TO BE DONE :: Gather every line of the entries that includes the word "pictures".

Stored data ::
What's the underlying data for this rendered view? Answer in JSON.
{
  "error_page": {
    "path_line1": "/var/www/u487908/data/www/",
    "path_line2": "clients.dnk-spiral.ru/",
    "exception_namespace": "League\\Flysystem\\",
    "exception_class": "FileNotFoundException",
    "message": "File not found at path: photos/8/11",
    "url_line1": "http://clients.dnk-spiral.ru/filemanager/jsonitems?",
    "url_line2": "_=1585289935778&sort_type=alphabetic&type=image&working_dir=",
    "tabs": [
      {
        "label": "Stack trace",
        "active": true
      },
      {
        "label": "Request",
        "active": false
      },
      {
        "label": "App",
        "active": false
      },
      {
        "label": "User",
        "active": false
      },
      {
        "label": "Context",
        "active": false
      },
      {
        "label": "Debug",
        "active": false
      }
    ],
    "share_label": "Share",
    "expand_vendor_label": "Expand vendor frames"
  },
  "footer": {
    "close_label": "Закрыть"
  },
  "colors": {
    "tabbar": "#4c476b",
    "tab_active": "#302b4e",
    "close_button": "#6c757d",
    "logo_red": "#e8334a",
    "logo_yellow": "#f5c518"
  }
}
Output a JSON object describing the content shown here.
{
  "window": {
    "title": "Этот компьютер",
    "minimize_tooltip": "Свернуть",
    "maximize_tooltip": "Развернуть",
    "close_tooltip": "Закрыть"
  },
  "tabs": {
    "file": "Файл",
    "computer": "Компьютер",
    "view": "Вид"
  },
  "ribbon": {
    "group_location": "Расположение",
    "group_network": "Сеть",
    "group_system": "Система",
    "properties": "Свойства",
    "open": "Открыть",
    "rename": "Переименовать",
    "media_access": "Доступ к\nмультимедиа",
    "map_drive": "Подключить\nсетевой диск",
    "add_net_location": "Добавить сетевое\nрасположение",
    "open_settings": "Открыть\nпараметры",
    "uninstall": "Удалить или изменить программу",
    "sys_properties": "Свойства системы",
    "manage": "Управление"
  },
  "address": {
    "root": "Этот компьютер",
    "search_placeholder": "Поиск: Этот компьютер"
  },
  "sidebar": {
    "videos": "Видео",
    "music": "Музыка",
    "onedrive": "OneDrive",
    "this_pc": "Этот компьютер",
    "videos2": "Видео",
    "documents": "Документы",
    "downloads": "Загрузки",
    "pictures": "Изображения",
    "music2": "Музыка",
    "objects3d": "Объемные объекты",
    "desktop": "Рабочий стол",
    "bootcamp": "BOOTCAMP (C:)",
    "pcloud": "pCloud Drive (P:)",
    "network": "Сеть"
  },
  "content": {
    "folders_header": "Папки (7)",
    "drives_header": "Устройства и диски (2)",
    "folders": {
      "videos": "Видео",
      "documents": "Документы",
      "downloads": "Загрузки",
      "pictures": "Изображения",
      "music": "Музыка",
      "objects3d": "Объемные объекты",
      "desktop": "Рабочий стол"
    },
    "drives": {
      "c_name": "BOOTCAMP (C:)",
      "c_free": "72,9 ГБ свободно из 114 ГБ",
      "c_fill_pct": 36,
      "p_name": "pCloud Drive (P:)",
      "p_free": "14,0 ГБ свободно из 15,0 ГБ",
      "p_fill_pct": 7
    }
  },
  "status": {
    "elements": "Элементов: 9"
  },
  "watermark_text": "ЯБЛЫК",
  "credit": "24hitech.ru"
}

EXERCISE RESPONSE ::
    "pictures": "Изображения",
      "pictures": "Изображения",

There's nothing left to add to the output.